- EXTRACTED TEXT -
This is an entry in Discourse 2000, my year-by-year, story-by-story analysis of 2000AD strips. Contains spoilers for Colony Earth!
Which Thrill? A hard-bitten Naval Commander battles an alien invasion, almost single-handedly. If that doesn’t narrow it down, it’s the strip’s fault not mine.
Among the scattering of short-run 2000AD stories in the first half of 1978, Colony Earth! feels especially runty. Unlike Death Planet or Ant Wars, it never gets a cover. Unlike The Visible Man, it’s not by one of the big 2000AD writers and was never considered as a launch strip. A 10-part story about a planned invasion by the alien “gnomes”, it’s remembered as a space-filling failure, in the unlikely event it’s remembered at all.
It would be nice to be able to revise the critics’ verdict on Colony Earth and put a bit of shine on a hidden gem, but unfortunately the story deserves its poor rep. The general vibe is one of a middleweight boys’ paper story trying hard to fit the 2000AD style and failing, like a nice kid who suddenly decides he needs to swear. Why is a Commander in the British Navy suddenly talking like Bill Savage? Because, I’d guess, someone – whether writer/artist Jim Watson or one of the editorial staff – is trying to punch up a flat script.

- TASKS FOR THIS EXERCISE -
a) Name every 2000AD story other than Colony Earth! that the Colony Earth! review mentions.
b) From the Colony Earth! review, quote word for word the passage starting with "This is an entry" and going on through "fault not mine.".

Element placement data
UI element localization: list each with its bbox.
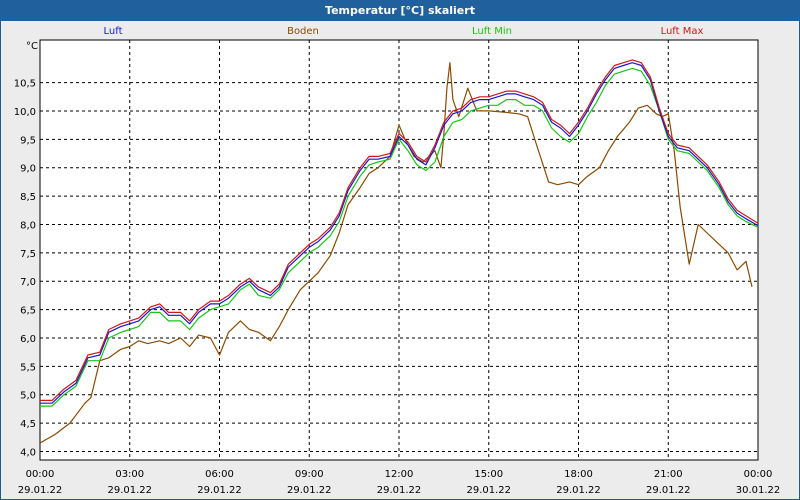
x-tick-date: 29.01.22 <box>377 485 422 496</box>
x-tick-date: 29.01.22 <box>287 485 332 496</box>
x-tick-date: 29.01.22 <box>18 485 63 496</box>
legend-item-boden: Boden <box>287 26 319 37</box>
x-tick-time: 09:00 <box>295 469 324 480</box>
x-axis-ticks: 00:00 29.01.22 03:00 29.01.22 06:00 29.01.22 0… <box>18 469 781 496</box>
x-tick-time: 12:00 <box>385 469 414 480</box>
x-tick-time: 00:00 <box>26 469 55 480</box>
x-tick-time: 03:00 <box>115 469 144 480</box>
y-axis-ticks: 4,0 4,5 5,0 5,5 6,0 6,5 7,0 7,5 8,0 8,5 9,0 9,5 10,0… <box>14 79 36 459</box>
x-tick-date: 29.01.22 <box>197 485 242 496</box>
y-tick-label: 9,0 <box>20 164 36 175</box>
y-tick-label: 5,5 <box>20 362 36 373</box>
y-tick-label: 4,5 <box>20 419 36 430</box>
y-axis-label: °C <box>26 41 38 52</box>
legend-item-luft-max: Luft Max <box>661 26 704 37</box>
x-tick-time: 21:00 <box>654 469 683 480</box>
y-tick-label: 6,5 <box>20 306 36 317</box>
x-tick-date: 29.01.22 <box>107 485 152 496</box>
y-tick-label: 4,0 <box>20 447 36 458</box>
x-tick-date: 29.01.22 <box>646 485 691 496</box>
y-tick-label: 10,0 <box>14 107 36 118</box>
y-tick-label: 7,0 <box>20 277 36 288</box>
y-tick-label: 8,5 <box>20 192 36 203</box>
x-tick-date: 29.01.22 <box>466 485 511 496</box>
legend-item-luft-min: Luft Min <box>472 26 512 37</box>
temperature-chart: Luft Boden Luft Min Luft Max °C 4,0 4,5 5,0 5,… <box>14 26 781 496</box>
y-tick-label: 6,0 <box>20 334 36 345</box>
x-tick-time: 15:00 <box>474 469 503 480</box>
x-tick-date: 30.01.22 <box>736 485 781 496</box>
y-tick-label: 9,5 <box>20 135 36 146</box>
legend-item-luft: Luft <box>104 26 123 37</box>
x-tick-time: 06:00 <box>205 469 234 480</box>
x-tick-time: 18:00 <box>564 469 593 480</box>
y-tick-label: 8,0 <box>20 220 36 231</box>
y-tick-label: 5,0 <box>20 391 36 402</box>
x-tick-date: 29.01.22 <box>556 485 601 496</box>
y-tick-label: 7,5 <box>20 249 36 260</box>
x-tick-time: 00:00 <box>744 469 773 480</box>
y-tick-label: 10,5 <box>14 79 36 90</box>
legend: Luft Boden Luft Min Luft Max <box>104 26 704 37</box>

- EXERCISE RESPONSES -
a) Death Planet, Ant Wars, The Visible Man

b)
This is an entry in Discourse 2000, my year-by-year, story-by-story analysis of 2000AD strips. Contains spoilers for Colony Earth!
Which Thrill? A hard-bitten Naval Commander battles an alien invasion, almost single-handedly. If that doesn’t narrow it down, it’s the strip’s fault not mine.